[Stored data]
***
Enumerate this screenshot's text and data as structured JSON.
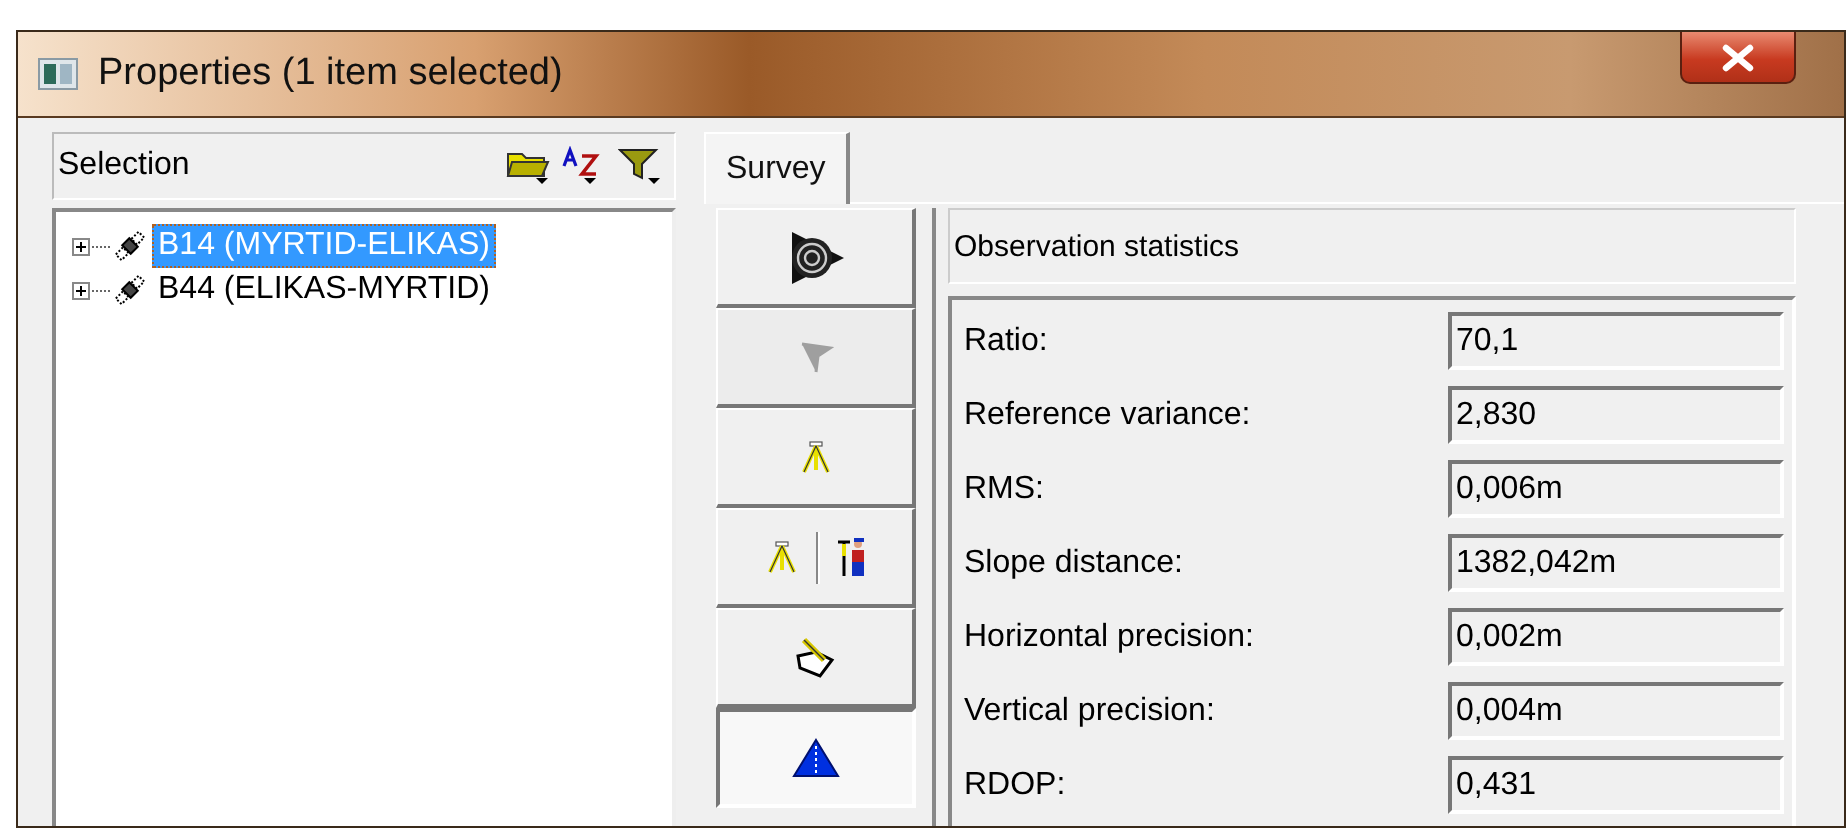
{
  "window": {
    "title": "Properties (1 item selected)"
  },
  "selection_panel": {
    "title": "Selection"
  },
  "tree": [
    {
      "label": "B14 (MYRTID-ELIKAS)",
      "selected": true,
      "expanded": false
    },
    {
      "label": "B44 (ELIKAS-MYRTID)",
      "selected": false,
      "expanded": false
    }
  ],
  "tabs": [
    {
      "label": "Survey",
      "selected": true
    }
  ],
  "tool_buttons": [
    {
      "kind": "target",
      "selected": false,
      "disabled": false
    },
    {
      "kind": "flag",
      "selected": false,
      "disabled": true
    },
    {
      "kind": "tripod",
      "selected": false,
      "disabled": false
    },
    {
      "kind": "tripod_surveyor",
      "selected": false,
      "disabled": false
    },
    {
      "kind": "pencil",
      "selected": false,
      "disabled": false
    },
    {
      "kind": "triangle",
      "selected": true,
      "disabled": false
    }
  ],
  "stats": {
    "title": "Observation statistics",
    "rows": [
      {
        "label": "Ratio:",
        "value": "70,1"
      },
      {
        "label": "Reference variance:",
        "value": "2,830"
      },
      {
        "label": "RMS:",
        "value": "0,006m"
      },
      {
        "label": "Slope distance:",
        "value": "1382,042m"
      },
      {
        "label": "Horizontal precision:",
        "value": "0,002m"
      },
      {
        "label": "Vertical precision:",
        "value": "0,004m"
      },
      {
        "label": "RDOP:",
        "value": "0,431"
      }
    ]
  }
}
***
Output the material word for word, omitting its pictures.

Enumerate this screenshot's text and data as structured JSON.
{
  "window": {
    "title": "Properties (1 item selected)"
  },
  "selection_panel": {
    "title": "Selection"
  },
  "tree": [
    {
      "label": "B14 (MYRTID-ELIKAS)",
      "selected": true,
      "expanded": false
    },
    {
      "label": "B44 (ELIKAS-MYRTID)",
      "selected": false,
      "expanded": false
    }
  ],
  "tabs": [
    {
      "label": "Survey",
      "selected": true
    }
  ],
  "tool_buttons": [
    {
      "kind": "target",
      "selected": false,
      "disabled": false
    },
    {
      "kind": "flag",
      "selected": false,
      "disabled": true
    },
    {
      "kind": "tripod",
      "selected": false,
      "disabled": false
    },
    {
      "kind": "tripod_surveyor",
      "selected": false,
      "disabled": false
    },
    {
      "kind": "pencil",
      "selected": false,
      "disabled": false
    },
    {
      "kind": "triangle",
      "selected": true,
      "disabled": false
    }
  ],
  "stats": {
    "title": "Observation statistics",
    "rows": [
      {
        "label": "Ratio:",
        "value": "70,1"
      },
      {
        "label": "Reference variance:",
        "value": "2,830"
      },
      {
        "label": "RMS:",
        "value": "0,006m"
      },
      {
        "label": "Slope distance:",
        "value": "1382,042m"
      },
      {
        "label": "Horizontal precision:",
        "value": "0,002m"
      },
      {
        "label": "Vertical precision:",
        "value": "0,004m"
      },
      {
        "label": "RDOP:",
        "value": "0,431"
      }
    ]
  }
}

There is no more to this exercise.